==== Data provided ====

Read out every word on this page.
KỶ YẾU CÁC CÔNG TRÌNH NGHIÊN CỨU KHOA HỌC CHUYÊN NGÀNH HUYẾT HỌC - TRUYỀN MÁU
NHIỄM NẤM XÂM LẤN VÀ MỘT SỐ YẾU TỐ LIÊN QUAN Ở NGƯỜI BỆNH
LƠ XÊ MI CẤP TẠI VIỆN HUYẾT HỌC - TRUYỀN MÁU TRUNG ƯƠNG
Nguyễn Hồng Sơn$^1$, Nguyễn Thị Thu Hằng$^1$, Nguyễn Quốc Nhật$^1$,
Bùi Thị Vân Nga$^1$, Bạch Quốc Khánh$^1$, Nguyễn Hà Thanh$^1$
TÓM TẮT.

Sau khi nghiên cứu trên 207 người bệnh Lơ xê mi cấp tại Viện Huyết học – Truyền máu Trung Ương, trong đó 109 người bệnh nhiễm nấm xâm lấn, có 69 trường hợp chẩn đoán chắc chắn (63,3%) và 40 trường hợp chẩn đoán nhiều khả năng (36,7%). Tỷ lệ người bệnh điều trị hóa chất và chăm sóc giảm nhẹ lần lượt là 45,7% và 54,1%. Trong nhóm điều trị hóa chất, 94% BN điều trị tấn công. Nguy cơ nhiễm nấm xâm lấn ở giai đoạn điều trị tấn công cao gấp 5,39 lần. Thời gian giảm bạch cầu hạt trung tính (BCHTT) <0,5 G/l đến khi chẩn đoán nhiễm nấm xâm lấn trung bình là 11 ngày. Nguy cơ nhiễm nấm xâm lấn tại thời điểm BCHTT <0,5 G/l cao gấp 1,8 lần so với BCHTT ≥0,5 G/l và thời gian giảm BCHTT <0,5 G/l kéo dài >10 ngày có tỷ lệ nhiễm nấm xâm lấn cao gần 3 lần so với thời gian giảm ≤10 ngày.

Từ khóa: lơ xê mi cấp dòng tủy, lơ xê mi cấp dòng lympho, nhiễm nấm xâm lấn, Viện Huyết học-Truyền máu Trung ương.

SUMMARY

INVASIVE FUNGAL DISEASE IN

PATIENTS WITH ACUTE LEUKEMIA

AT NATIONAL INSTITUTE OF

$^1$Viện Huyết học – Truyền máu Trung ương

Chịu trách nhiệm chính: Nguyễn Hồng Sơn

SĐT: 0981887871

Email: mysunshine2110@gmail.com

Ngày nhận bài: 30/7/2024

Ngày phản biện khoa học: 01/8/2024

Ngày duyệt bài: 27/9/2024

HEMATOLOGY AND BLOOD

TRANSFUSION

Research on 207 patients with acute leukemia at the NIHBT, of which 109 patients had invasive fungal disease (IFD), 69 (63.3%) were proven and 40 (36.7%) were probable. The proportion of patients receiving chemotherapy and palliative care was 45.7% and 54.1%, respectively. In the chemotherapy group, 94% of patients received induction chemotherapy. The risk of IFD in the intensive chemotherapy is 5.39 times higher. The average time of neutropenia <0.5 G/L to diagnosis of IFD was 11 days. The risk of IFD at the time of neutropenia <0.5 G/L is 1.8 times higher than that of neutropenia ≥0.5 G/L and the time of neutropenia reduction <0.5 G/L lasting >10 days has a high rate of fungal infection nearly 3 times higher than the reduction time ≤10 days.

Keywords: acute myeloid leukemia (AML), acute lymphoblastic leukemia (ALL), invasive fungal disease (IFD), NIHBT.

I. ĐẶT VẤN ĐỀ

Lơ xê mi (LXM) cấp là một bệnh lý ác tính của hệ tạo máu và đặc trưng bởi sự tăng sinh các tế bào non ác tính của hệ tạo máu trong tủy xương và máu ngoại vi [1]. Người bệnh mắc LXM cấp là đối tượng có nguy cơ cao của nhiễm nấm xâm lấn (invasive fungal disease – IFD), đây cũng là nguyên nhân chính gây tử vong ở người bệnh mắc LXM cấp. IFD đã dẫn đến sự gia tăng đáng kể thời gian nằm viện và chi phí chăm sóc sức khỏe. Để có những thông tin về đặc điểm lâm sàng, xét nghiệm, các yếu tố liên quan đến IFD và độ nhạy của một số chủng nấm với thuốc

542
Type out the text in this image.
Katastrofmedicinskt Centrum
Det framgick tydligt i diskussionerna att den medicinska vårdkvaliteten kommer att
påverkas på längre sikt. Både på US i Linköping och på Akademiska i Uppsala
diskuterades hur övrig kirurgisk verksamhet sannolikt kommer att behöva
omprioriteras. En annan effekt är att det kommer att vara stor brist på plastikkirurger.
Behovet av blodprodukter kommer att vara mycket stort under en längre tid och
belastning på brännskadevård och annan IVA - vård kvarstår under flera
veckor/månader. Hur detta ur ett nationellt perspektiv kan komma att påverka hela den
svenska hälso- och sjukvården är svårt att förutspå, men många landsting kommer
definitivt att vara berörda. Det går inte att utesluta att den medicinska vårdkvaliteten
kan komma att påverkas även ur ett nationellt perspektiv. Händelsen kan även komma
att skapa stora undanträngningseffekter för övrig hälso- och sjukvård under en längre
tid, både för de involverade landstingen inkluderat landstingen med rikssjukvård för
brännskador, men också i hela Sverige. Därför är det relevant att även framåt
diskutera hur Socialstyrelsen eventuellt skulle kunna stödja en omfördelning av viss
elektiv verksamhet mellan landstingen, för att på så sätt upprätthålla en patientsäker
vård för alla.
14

====

# [Problem statement]
Whenever a line of the material above contains the string "medicinska", copy that line out.

# [Answer to this exercise]
Det framgick tydligt i diskussionerna att den medicinska vårdkvaliteten kommer att
definitivt att vara berörda. Det går inte att utesluta att den medicinska vårdkvaliteten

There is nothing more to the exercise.